Task instructions - Determine how many lines contain the string "SRMTID". Respond with that number and nothing more.

Record extracts -
######
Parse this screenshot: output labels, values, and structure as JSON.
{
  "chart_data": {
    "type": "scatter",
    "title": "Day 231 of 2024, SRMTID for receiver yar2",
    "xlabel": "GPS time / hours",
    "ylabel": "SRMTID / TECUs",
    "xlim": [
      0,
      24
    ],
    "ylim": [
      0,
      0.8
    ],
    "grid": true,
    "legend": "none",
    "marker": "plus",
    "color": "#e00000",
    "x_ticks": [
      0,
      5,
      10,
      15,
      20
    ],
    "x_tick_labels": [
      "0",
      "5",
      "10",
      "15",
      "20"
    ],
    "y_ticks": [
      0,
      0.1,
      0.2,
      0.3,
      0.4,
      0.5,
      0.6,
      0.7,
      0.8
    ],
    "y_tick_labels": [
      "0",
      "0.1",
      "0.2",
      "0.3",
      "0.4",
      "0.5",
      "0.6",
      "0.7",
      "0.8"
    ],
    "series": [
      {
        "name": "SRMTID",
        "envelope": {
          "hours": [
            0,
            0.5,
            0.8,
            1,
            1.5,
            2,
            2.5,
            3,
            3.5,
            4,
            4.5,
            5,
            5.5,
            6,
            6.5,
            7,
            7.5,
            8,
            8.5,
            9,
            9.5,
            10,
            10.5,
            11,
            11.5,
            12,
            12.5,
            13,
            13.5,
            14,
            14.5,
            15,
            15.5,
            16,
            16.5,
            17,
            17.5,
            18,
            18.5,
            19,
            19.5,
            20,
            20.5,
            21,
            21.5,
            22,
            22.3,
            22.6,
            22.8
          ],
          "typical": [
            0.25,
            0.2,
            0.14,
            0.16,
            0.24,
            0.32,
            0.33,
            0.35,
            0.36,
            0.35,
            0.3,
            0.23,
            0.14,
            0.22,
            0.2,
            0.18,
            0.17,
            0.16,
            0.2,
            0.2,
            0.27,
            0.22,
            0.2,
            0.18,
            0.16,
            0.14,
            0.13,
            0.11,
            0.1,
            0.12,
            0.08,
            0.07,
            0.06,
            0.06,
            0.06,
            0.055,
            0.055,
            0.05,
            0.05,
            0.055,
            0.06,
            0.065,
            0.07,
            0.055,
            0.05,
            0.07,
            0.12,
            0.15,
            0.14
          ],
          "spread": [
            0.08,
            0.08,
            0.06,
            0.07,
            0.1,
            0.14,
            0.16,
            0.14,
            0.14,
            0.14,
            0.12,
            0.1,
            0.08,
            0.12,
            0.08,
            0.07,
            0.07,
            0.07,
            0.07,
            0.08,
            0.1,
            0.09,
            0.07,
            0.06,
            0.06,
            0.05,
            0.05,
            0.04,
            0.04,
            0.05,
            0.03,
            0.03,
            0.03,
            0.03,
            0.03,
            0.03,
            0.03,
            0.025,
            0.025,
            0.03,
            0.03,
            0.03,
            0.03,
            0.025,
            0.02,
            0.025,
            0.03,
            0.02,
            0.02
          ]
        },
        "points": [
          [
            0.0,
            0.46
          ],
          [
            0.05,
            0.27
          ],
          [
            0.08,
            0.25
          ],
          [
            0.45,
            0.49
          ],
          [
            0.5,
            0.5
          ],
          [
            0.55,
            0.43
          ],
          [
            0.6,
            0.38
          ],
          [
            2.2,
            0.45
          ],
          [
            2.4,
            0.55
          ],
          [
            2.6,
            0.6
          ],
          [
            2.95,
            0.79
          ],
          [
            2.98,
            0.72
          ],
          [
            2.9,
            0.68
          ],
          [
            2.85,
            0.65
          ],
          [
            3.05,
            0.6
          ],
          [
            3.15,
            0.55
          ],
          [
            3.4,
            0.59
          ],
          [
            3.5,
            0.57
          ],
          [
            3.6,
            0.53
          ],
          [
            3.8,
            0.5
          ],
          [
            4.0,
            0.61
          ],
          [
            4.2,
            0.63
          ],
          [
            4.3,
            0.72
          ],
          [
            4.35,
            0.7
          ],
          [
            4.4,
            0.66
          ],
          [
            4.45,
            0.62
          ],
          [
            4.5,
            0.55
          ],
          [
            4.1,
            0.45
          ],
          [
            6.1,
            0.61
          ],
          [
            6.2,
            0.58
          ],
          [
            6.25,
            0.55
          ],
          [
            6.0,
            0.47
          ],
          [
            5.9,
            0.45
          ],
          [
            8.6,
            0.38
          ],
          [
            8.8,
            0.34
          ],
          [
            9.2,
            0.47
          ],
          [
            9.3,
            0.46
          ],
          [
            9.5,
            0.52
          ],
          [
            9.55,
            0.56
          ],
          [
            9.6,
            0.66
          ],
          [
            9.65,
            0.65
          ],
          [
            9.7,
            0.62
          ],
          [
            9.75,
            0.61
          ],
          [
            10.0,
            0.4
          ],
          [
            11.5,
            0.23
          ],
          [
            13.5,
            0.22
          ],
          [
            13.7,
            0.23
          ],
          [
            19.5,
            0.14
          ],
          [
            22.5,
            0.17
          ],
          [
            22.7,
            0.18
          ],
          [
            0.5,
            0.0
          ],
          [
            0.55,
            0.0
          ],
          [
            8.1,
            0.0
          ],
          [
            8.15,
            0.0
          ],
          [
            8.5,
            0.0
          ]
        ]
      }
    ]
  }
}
######
Full output - 3